Stored records:
========
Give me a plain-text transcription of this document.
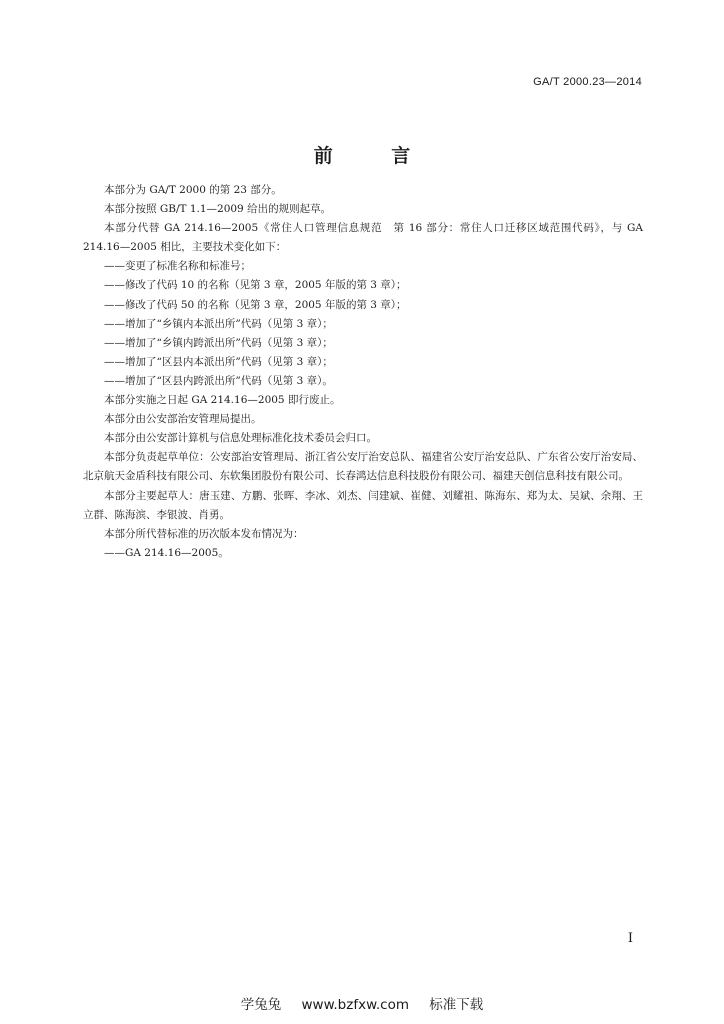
GA/T 2000.23—2014
前 言

本部分为 GA/T 2000 的第 23 部分。

本部分按照 GB/T 1.1—2009 给出的规则起草。

本部分代替 GA 214.16—2005《常住人口管理信息规范　第 16 部分：常住人口迁移区域范围代码》，与 GA 214.16—2005 相比，主要技术变化如下：

——变更了标准名称和标准号；

——修改了代码 10 的名称（见第 3 章，2005 年版的第 3 章）；

——修改了代码 50 的名称（见第 3 章，2005 年版的第 3 章）；

——增加了“乡镇内本派出所”代码（见第 3 章）；

——增加了“乡镇内跨派出所”代码（见第 3 章）；

——增加了“区县内本派出所”代码（见第 3 章）；

——增加了“区县内跨派出所”代码（见第 3 章）。

本部分实施之日起 GA 214.16—2005 即行废止。

本部分由公安部治安管理局提出。

本部分由公安部计算机与信息处理标准化技术委员会归口。

本部分负责起草单位：公安部治安管理局、浙江省公安厅治安总队、福建省公安厅治安总队、广东省公安厅治安局、北京航天金盾科技有限公司、东软集团股份有限公司、长春鸿达信息科技股份有限公司、福建天创信息科技有限公司。

本部分主要起草人：唐玉建、方鹏、张晖、李冰、刘杰、闫建斌、崔健、刘耀祖、陈海东、郑为太、吴斌、余翔、王立群、陈海滨、李银波、肖勇。

本部分所代替标准的历次版本发布情况为：

——GA 214.16—2005。

I
学兔兔 www.bzfxw.com 标准下载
========
**Directions for this task**
What comes back should match the records exactly, minus any pictures.

**Worked solution**
Give me a plain-text transcription of this document.
GA/T 2000.23—2014
前 言

本部分为 GA/T 2000 的第 23 部分。

本部分按照 GB/T 1.1—2009 给出的规则起草。

本部分代替 GA 214.16—2005《常住人口管理信息规范　第 16 部分：常住人口迁移区域范围代码》，与 GA 214.16—2005 相比，主要技术变化如下：

——变更了标准名称和标准号；

——修改了代码 10 的名称（见第 3 章，2005 年版的第 3 章）；

——修改了代码 50 的名称（见第 3 章，2005 年版的第 3 章）；

——增加了“乡镇内本派出所”代码（见第 3 章）；

——增加了“乡镇内跨派出所”代码（见第 3 章）；

——增加了“区县内本派出所”代码（见第 3 章）；

——增加了“区县内跨派出所”代码（见第 3 章）。

本部分实施之日起 GA 214.16—2005 即行废止。

本部分由公安部治安管理局提出。

本部分由公安部计算机与信息处理标准化技术委员会归口。

本部分负责起草单位：公安部治安管理局、浙江省公安厅治安总队、福建省公安厅治安总队、广东省公安厅治安局、北京航天金盾科技有限公司、东软集团股份有限公司、长春鸿达信息科技股份有限公司、福建天创信息科技有限公司。

本部分主要起草人：唐玉建、方鹏、张晖、李冰、刘杰、闫建斌、崔健、刘耀祖、陈海东、郑为太、吴斌、余翔、王立群、陈海滨、李银波、肖勇。

本部分所代替标准的历次版本发布情况为：

——GA 214.16—2005。

I
学兔兔 www.bzfxw.com 标准下载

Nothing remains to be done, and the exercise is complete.